Data entries for graphics:
⁂

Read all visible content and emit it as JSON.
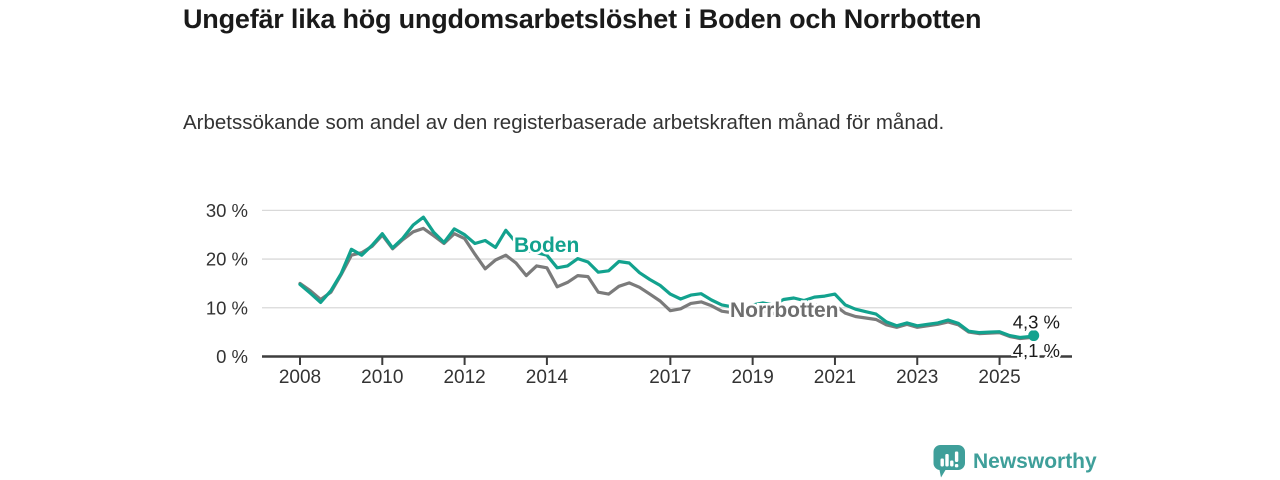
{
  "header": {
    "title": "Ungefär lika hög ungdomsarbetslöshet i Boden och Norrbotten",
    "subtitle": "Arbetssökande som andel av den registerbaserade arbetskraften månad för månad."
  },
  "chart_data": {
    "type": "line",
    "title": "Ungefär lika hög ungdomsarbetslöshet i Boden och Norrbotten",
    "subtitle": "Arbetssökande som andel av den registerbaserade arbetskraften månad för månad.",
    "xlabel": "",
    "ylabel": "",
    "ylim": [
      0,
      30
    ],
    "grid": true,
    "legend_position": "inline-labels",
    "y_ticks": [
      {
        "value": 0,
        "label": "0 %"
      },
      {
        "value": 10,
        "label": "10 %"
      },
      {
        "value": 20,
        "label": "20 %"
      },
      {
        "value": 30,
        "label": "30 %"
      }
    ],
    "x_ticks": [
      2008,
      2010,
      2012,
      2014,
      2017,
      2019,
      2021,
      2023,
      2025
    ],
    "x_range": [
      2008.0,
      2025.83
    ],
    "style": {
      "grid_color": "#d9d9d9",
      "axis_color": "#3d3d3d",
      "tick_label_color": "#333333",
      "end_label_color": "#1a1a1a",
      "label_halo_color": "#ffffff"
    },
    "series": [
      {
        "name": "Boden",
        "color": "#12a28e",
        "label_color": "#12a28e",
        "label_anchor": [
          2013.2,
          21.4
        ],
        "end_label": "4,3 %",
        "end_label_position": "above",
        "end_dot": true,
        "points": [
          [
            2008.0,
            14.8
          ],
          [
            2008.25,
            13.0
          ],
          [
            2008.5,
            11.1
          ],
          [
            2008.75,
            13.5
          ],
          [
            2009.0,
            17.0
          ],
          [
            2009.25,
            22.0
          ],
          [
            2009.5,
            20.8
          ],
          [
            2009.75,
            22.8
          ],
          [
            2010.0,
            25.2
          ],
          [
            2010.25,
            22.3
          ],
          [
            2010.5,
            24.3
          ],
          [
            2010.75,
            27.0
          ],
          [
            2011.0,
            28.6
          ],
          [
            2011.25,
            25.5
          ],
          [
            2011.5,
            23.4
          ],
          [
            2011.75,
            26.2
          ],
          [
            2012.0,
            25.0
          ],
          [
            2012.25,
            23.2
          ],
          [
            2012.5,
            23.8
          ],
          [
            2012.75,
            22.4
          ],
          [
            2013.0,
            25.9
          ],
          [
            2013.25,
            23.4
          ],
          [
            2013.5,
            21.8
          ],
          [
            2013.75,
            21.3
          ],
          [
            2014.0,
            20.8
          ],
          [
            2014.25,
            18.2
          ],
          [
            2014.5,
            18.6
          ],
          [
            2014.75,
            20.1
          ],
          [
            2015.0,
            19.4
          ],
          [
            2015.25,
            17.3
          ],
          [
            2015.5,
            17.6
          ],
          [
            2015.75,
            19.5
          ],
          [
            2016.0,
            19.2
          ],
          [
            2016.25,
            17.2
          ],
          [
            2016.5,
            15.8
          ],
          [
            2016.75,
            14.6
          ],
          [
            2017.0,
            12.8
          ],
          [
            2017.25,
            11.8
          ],
          [
            2017.5,
            12.6
          ],
          [
            2017.75,
            12.9
          ],
          [
            2018.0,
            11.6
          ],
          [
            2018.25,
            10.6
          ],
          [
            2018.5,
            10.2
          ],
          [
            2018.75,
            10.0
          ],
          [
            2019.0,
            10.6
          ],
          [
            2019.25,
            11.0
          ],
          [
            2019.5,
            10.6
          ],
          [
            2019.75,
            11.7
          ],
          [
            2020.0,
            12.0
          ],
          [
            2020.25,
            11.5
          ],
          [
            2020.5,
            12.2
          ],
          [
            2020.75,
            12.4
          ],
          [
            2021.0,
            12.8
          ],
          [
            2021.25,
            10.6
          ],
          [
            2021.5,
            9.7
          ],
          [
            2021.75,
            9.2
          ],
          [
            2022.0,
            8.7
          ],
          [
            2022.25,
            7.1
          ],
          [
            2022.5,
            6.3
          ],
          [
            2022.75,
            6.9
          ],
          [
            2023.0,
            6.3
          ],
          [
            2023.25,
            6.6
          ],
          [
            2023.5,
            6.9
          ],
          [
            2023.75,
            7.5
          ],
          [
            2024.0,
            6.8
          ],
          [
            2024.25,
            5.2
          ],
          [
            2024.5,
            4.9
          ],
          [
            2024.75,
            5.0
          ],
          [
            2025.0,
            5.1
          ],
          [
            2025.25,
            4.3
          ],
          [
            2025.5,
            3.9
          ],
          [
            2025.75,
            4.1
          ],
          [
            2025.83,
            4.3
          ]
        ]
      },
      {
        "name": "Norrbotten",
        "color": "#7b7b7b",
        "label_color": "#6e6e6e",
        "label_anchor": [
          2018.45,
          8.1
        ],
        "end_label": "4,1 %",
        "end_label_position": "below",
        "end_dot": false,
        "points": [
          [
            2008.0,
            15.0
          ],
          [
            2008.25,
            13.5
          ],
          [
            2008.5,
            11.7
          ],
          [
            2008.75,
            13.2
          ],
          [
            2009.0,
            16.8
          ],
          [
            2009.25,
            20.8
          ],
          [
            2009.5,
            21.3
          ],
          [
            2009.75,
            22.6
          ],
          [
            2010.0,
            24.9
          ],
          [
            2010.25,
            22.1
          ],
          [
            2010.5,
            24.0
          ],
          [
            2010.75,
            25.6
          ],
          [
            2011.0,
            26.3
          ],
          [
            2011.25,
            24.8
          ],
          [
            2011.5,
            23.2
          ],
          [
            2011.75,
            25.2
          ],
          [
            2012.0,
            24.2
          ],
          [
            2012.25,
            21.0
          ],
          [
            2012.5,
            18.0
          ],
          [
            2012.75,
            19.8
          ],
          [
            2013.0,
            20.8
          ],
          [
            2013.25,
            19.2
          ],
          [
            2013.5,
            16.6
          ],
          [
            2013.75,
            18.6
          ],
          [
            2014.0,
            18.2
          ],
          [
            2014.25,
            14.3
          ],
          [
            2014.5,
            15.2
          ],
          [
            2014.75,
            16.6
          ],
          [
            2015.0,
            16.4
          ],
          [
            2015.25,
            13.2
          ],
          [
            2015.5,
            12.8
          ],
          [
            2015.75,
            14.4
          ],
          [
            2016.0,
            15.1
          ],
          [
            2016.25,
            14.2
          ],
          [
            2016.5,
            12.8
          ],
          [
            2016.75,
            11.4
          ],
          [
            2017.0,
            9.4
          ],
          [
            2017.25,
            9.8
          ],
          [
            2017.5,
            10.9
          ],
          [
            2017.75,
            11.2
          ],
          [
            2018.0,
            10.4
          ],
          [
            2018.25,
            9.3
          ],
          [
            2018.5,
            9.0
          ],
          [
            2018.75,
            8.6
          ],
          [
            2019.0,
            9.0
          ],
          [
            2019.25,
            9.3
          ],
          [
            2019.5,
            8.8
          ],
          [
            2019.75,
            9.3
          ],
          [
            2020.0,
            9.6
          ],
          [
            2020.25,
            10.2
          ],
          [
            2020.5,
            10.6
          ],
          [
            2020.75,
            10.3
          ],
          [
            2021.0,
            10.5
          ],
          [
            2021.25,
            8.9
          ],
          [
            2021.5,
            8.2
          ],
          [
            2021.75,
            7.9
          ],
          [
            2022.0,
            7.6
          ],
          [
            2022.25,
            6.5
          ],
          [
            2022.5,
            6.0
          ],
          [
            2022.75,
            6.6
          ],
          [
            2023.0,
            6.0
          ],
          [
            2023.25,
            6.3
          ],
          [
            2023.5,
            6.6
          ],
          [
            2023.75,
            7.1
          ],
          [
            2024.0,
            6.5
          ],
          [
            2024.25,
            5.0
          ],
          [
            2024.5,
            4.7
          ],
          [
            2024.75,
            4.8
          ],
          [
            2025.0,
            4.9
          ],
          [
            2025.25,
            4.1
          ],
          [
            2025.5,
            3.7
          ],
          [
            2025.75,
            3.9
          ],
          [
            2025.83,
            4.1
          ]
        ]
      }
    ]
  },
  "footer": {
    "brand": "Newsworthy",
    "brand_color": "#3f9f9a",
    "logo_icon": "newsworthy-bars-bubble-icon"
  }
}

⁂

Report the number of lines in the entries above that include the string "Arbetssökande". Give nothing but the number.

2